--- Task brief ---
Every record that follows must be duplicated exactly, with images left out.

★ ★ ★ ★ ★

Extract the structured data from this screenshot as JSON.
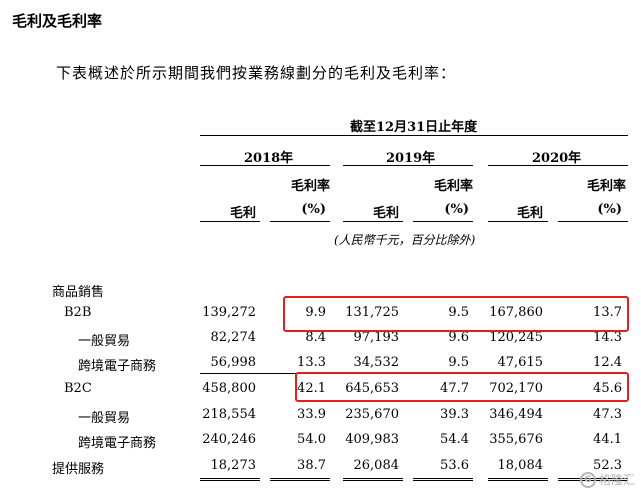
{
  "title": "毛利及毛利率",
  "intro": "下表概述於所示期間我們按業務線劃分的毛利及毛利率：",
  "period_header": "截至12月31日止年度",
  "years": [
    "2018年",
    "2019年",
    "2020年"
  ],
  "col_headers": {
    "gross_profit": "毛利",
    "margin_line1": "毛利率",
    "margin_line2": "(%)"
  },
  "unit_note": "(人民幣千元，百分比除外)",
  "rows": [
    {
      "label": "商品銷售",
      "values": [
        "",
        "",
        "",
        "",
        "",
        ""
      ]
    },
    {
      "label": "B2B",
      "values": [
        "139,272",
        "9.9",
        "131,725",
        "9.5",
        "167,860",
        "13.7"
      ]
    },
    {
      "label": "一般貿易",
      "values": [
        "82,274",
        "8.4",
        "97,193",
        "9.6",
        "120,245",
        "14.3"
      ]
    },
    {
      "label": "跨境電子商務",
      "values": [
        "56,998",
        "13.3",
        "34,532",
        "9.5",
        "47,615",
        "12.4"
      ]
    },
    {
      "label": "B2C",
      "values": [
        "458,800",
        "42.1",
        "645,653",
        "47.7",
        "702,170",
        "45.6"
      ]
    },
    {
      "label": "一般貿易",
      "values": [
        "218,554",
        "33.9",
        "235,670",
        "39.3",
        "346,494",
        "47.3"
      ]
    },
    {
      "label": "跨境電子商務",
      "values": [
        "240,246",
        "54.0",
        "409,983",
        "54.4",
        "355,676",
        "44.1"
      ]
    },
    {
      "label": "提供服務",
      "values": [
        "18,273",
        "38.7",
        "26,084",
        "53.6",
        "18,084",
        "52.3"
      ]
    }
  ],
  "watermark": {
    "icon": "gelonghui-logo-icon",
    "text": "格隆汇"
  },
  "colors": {
    "highlight": "#e0201b",
    "text": "#000000",
    "watermark": "#b5b5b5"
  }
}
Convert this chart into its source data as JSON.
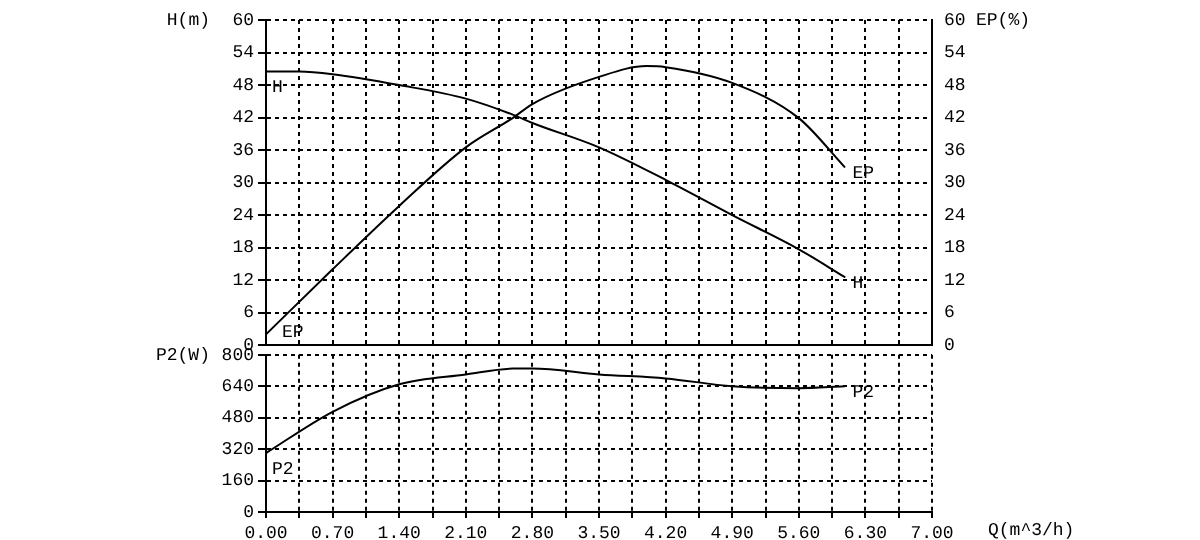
{
  "chart_data": [
    {
      "type": "line",
      "ylabel": "H(m)",
      "y2label": "EP(%)",
      "tick_labels": "y",
      "xlim": [
        0,
        7
      ],
      "xticks": [
        0,
        0.35,
        0.7,
        1.05,
        1.4,
        1.75,
        2.1,
        2.45,
        2.8,
        3.15,
        3.5,
        3.85,
        4.2,
        4.55,
        4.9,
        5.25,
        5.6,
        5.95,
        6.3,
        6.65,
        7
      ],
      "ylim": [
        0,
        60
      ],
      "yticks": [
        0,
        6,
        12,
        18,
        24,
        30,
        36,
        42,
        48,
        54,
        60
      ],
      "y2lim": [
        0,
        60
      ],
      "y2ticks": [
        0,
        6,
        12,
        18,
        24,
        30,
        36,
        42,
        48,
        54,
        60
      ],
      "grid": true,
      "legend": false,
      "marker": "none",
      "line_style": "solid",
      "series": [
        {
          "name": "H",
          "color": "#000000",
          "x": [
            0,
            0.35,
            0.7,
            1.4,
            2.1,
            2.6,
            2.8,
            3.5,
            4.2,
            4.9,
            5.6,
            6.08
          ],
          "values": [
            50.5,
            50.5,
            50,
            48,
            45.5,
            42.5,
            41,
            36.5,
            30.5,
            24,
            17.7,
            12.6
          ]
        },
        {
          "name": "EP",
          "color": "#000000",
          "axis": "y2",
          "x": [
            0,
            0.7,
            1.4,
            2.1,
            2.6,
            2.8,
            3.5,
            4.0,
            4.2,
            4.9,
            5.6,
            6.08
          ],
          "values": [
            2,
            14,
            25.7,
            36.5,
            42,
            44.5,
            49.5,
            51.5,
            51.3,
            48.4,
            41.9,
            32.9
          ]
        }
      ]
    },
    {
      "type": "line",
      "xlabel": "Q(m^3/h)",
      "ylabel": "P2(W)",
      "xlim": [
        0,
        7
      ],
      "xticks": [
        {
          "value": 0,
          "label": "0.00"
        },
        {
          "value": 0.35,
          "label": null
        },
        {
          "value": 0.7,
          "label": "0.70"
        },
        {
          "value": 1.05,
          "label": null
        },
        {
          "value": 1.4,
          "label": "1.40"
        },
        {
          "value": 1.75,
          "label": null
        },
        {
          "value": 2.1,
          "label": "2.10"
        },
        {
          "value": 2.45,
          "label": null
        },
        {
          "value": 2.8,
          "label": "2.80"
        },
        {
          "value": 3.15,
          "label": null
        },
        {
          "value": 3.5,
          "label": "3.50"
        },
        {
          "value": 3.85,
          "label": null
        },
        {
          "value": 4.2,
          "label": "4.20"
        },
        {
          "value": 4.55,
          "label": null
        },
        {
          "value": 4.9,
          "label": "4.90"
        },
        {
          "value": 5.25,
          "label": null
        },
        {
          "value": 5.6,
          "label": "5.60"
        },
        {
          "value": 5.95,
          "label": null
        },
        {
          "value": 6.3,
          "label": "6.30"
        },
        {
          "value": 6.65,
          "label": null
        },
        {
          "value": 7,
          "label": "7.00"
        }
      ],
      "ylim": [
        0,
        800
      ],
      "yticks": [
        0,
        160,
        320,
        480,
        640,
        800
      ],
      "grid": true,
      "legend": false,
      "marker": "none",
      "line_style": "solid",
      "series": [
        {
          "name": "P2",
          "color": "#000000",
          "x": [
            0,
            0.7,
            1.4,
            2.1,
            2.6,
            2.8,
            3.5,
            4.2,
            4.9,
            5.6,
            6.08
          ],
          "values": [
            300,
            510,
            650,
            700,
            730,
            730,
            700,
            680,
            640,
            630,
            640
          ]
        }
      ]
    }
  ]
}
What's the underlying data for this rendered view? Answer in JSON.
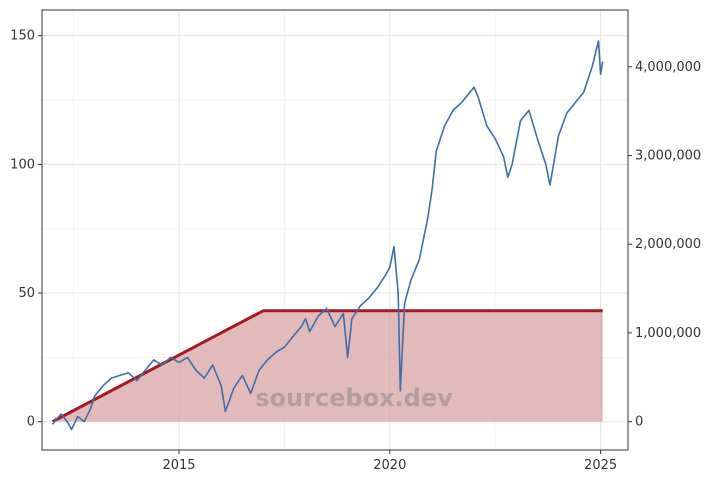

★ ★ ★ ★ ★

--- Solution to the exercise ---
Extract the structured data from this screenshot as JSON.
{
  "title": "毛利及毛利率",
  "intro": "下表概述於所示期間我們按業務線劃分的毛利及毛利率：",
  "period_header": "截至12月31日止年度",
  "years": [
    "2018年",
    "2019年",
    "2020年"
  ],
  "col_headers": {
    "gross_profit": "毛利",
    "margin_line1": "毛利率",
    "margin_line2": "(%)"
  },
  "unit_note": "(人民幣千元，百分比除外)",
  "rows": [
    {
      "label": "商品銷售",
      "values": [
        "",
        "",
        "",
        "",
        "",
        ""
      ]
    },
    {
      "label": "B2B",
      "values": [
        "139,272",
        "9.9",
        "131,725",
        "9.5",
        "167,860",
        "13.7"
      ]
    },
    {
      "label": "一般貿易",
      "values": [
        "82,274",
        "8.4",
        "97,193",
        "9.6",
        "120,245",
        "14.3"
      ]
    },
    {
      "label": "跨境電子商務",
      "values": [
        "56,998",
        "13.3",
        "34,532",
        "9.5",
        "47,615",
        "12.4"
      ]
    },
    {
      "label": "B2C",
      "values": [
        "458,800",
        "42.1",
        "645,653",
        "47.7",
        "702,170",
        "45.6"
      ]
    },
    {
      "label": "一般貿易",
      "values": [
        "218,554",
        "33.9",
        "235,670",
        "39.3",
        "346,494",
        "47.3"
      ]
    },
    {
      "label": "跨境電子商務",
      "values": [
        "240,246",
        "54.0",
        "409,983",
        "54.4",
        "355,676",
        "44.1"
      ]
    },
    {
      "label": "提供服務",
      "values": [
        "18,273",
        "38.7",
        "26,084",
        "53.6",
        "18,084",
        "52.3"
      ]
    }
  ],
  "watermark": {
    "icon": "gelonghui-logo-icon",
    "text": "格隆汇"
  },
  "colors": {
    "highlight": "#e0201b",
    "text": "#000000",
    "watermark": "#b5b5b5"
  }
}
Convert this chart into its source data as JSON.
{
  "chart_data": [
    {
      "type": "line",
      "ylabel": "H(m)",
      "y2label": "EP(%)",
      "tick_labels": "y",
      "xlim": [
        0,
        7
      ],
      "xticks": [
        0,
        0.35,
        0.7,
        1.05,
        1.4,
        1.75,
        2.1,
        2.45,
        2.8,
        3.15,
        3.5,
        3.85,
        4.2,
        4.55,
        4.9,
        5.25,
        5.6,
        5.95,
        6.3,
        6.65,
        7
      ],
      "ylim": [
        0,
        60
      ],
      "yticks": [
        0,
        6,
        12,
        18,
        24,
        30,
        36,
        42,
        48,
        54,
        60
      ],
      "y2lim": [
        0,
        60
      ],
      "y2ticks": [
        0,
        6,
        12,
        18,
        24,
        30,
        36,
        42,
        48,
        54,
        60
      ],
      "grid": true,
      "legend": false,
      "marker": "none",
      "line_style": "solid",
      "series": [
        {
          "name": "H",
          "color": "#000000",
          "x": [
            0,
            0.35,
            0.7,
            1.4,
            2.1,
            2.6,
            2.8,
            3.5,
            4.2,
            4.9,
            5.6,
            6.08
          ],
          "values": [
            50.5,
            50.5,
            50,
            48,
            45.5,
            42.5,
            41,
            36.5,
            30.5,
            24,
            17.7,
            12.6
          ]
        },
        {
          "name": "EP",
          "color": "#000000",
          "axis": "y2",
          "x": [
            0,
            0.7,
            1.4,
            2.1,
            2.6,
            2.8,
            3.5,
            4.0,
            4.2,
            4.9,
            5.6,
            6.08
          ],
          "values": [
            2,
            14,
            25.7,
            36.5,
            42,
            44.5,
            49.5,
            51.5,
            51.3,
            48.4,
            41.9,
            32.9
          ]
        }
      ]
    },
    {
      "type": "line",
      "xlabel": "Q(m^3/h)",
      "ylabel": "P2(W)",
      "xlim": [
        0,
        7
      ],
      "xticks": [
        {
          "value": 0,
          "label": "0.00"
        },
        {
          "value": 0.35,
          "label": null
        },
        {
          "value": 0.7,
          "label": "0.70"
        },
        {
          "value": 1.05,
          "label": null
        },
        {
          "value": 1.4,
          "label": "1.40"
        },
        {
          "value": 1.75,
          "label": null
        },
        {
          "value": 2.1,
          "label": "2.10"
        },
        {
          "value": 2.45,
          "label": null
        },
        {
          "value": 2.8,
          "label": "2.80"
        },
        {
          "value": 3.15,
          "label": null
        },
        {
          "value": 3.5,
          "label": "3.50"
        },
        {
          "value": 3.85,
          "label": null
        },
        {
          "value": 4.2,
          "label": "4.20"
        },
        {
          "value": 4.55,
          "label": null
        },
        {
          "value": 4.9,
          "label": "4.90"
        },
        {
          "value": 5.25,
          "label": null
        },
        {
          "value": 5.6,
          "label": "5.60"
        },
        {
          "value": 5.95,
          "label": null
        },
        {
          "value": 6.3,
          "label": "6.30"
        },
        {
          "value": 6.65,
          "label": null
        },
        {
          "value": 7,
          "label": "7.00"
        }
      ],
      "ylim": [
        0,
        800
      ],
      "yticks": [
        0,
        160,
        320,
        480,
        640,
        800
      ],
      "grid": true,
      "legend": false,
      "marker": "none",
      "line_style": "solid",
      "series": [
        {
          "name": "P2",
          "color": "#000000",
          "x": [
            0,
            0.7,
            1.4,
            2.1,
            2.6,
            2.8,
            3.5,
            4.2,
            4.9,
            5.6,
            6.08
          ],
          "values": [
            300,
            510,
            650,
            700,
            730,
            730,
            700,
            680,
            640,
            630,
            640
          ]
        }
      ]
    }
  ]
}
What's the underlying data for this rendered view? Answer in JSON.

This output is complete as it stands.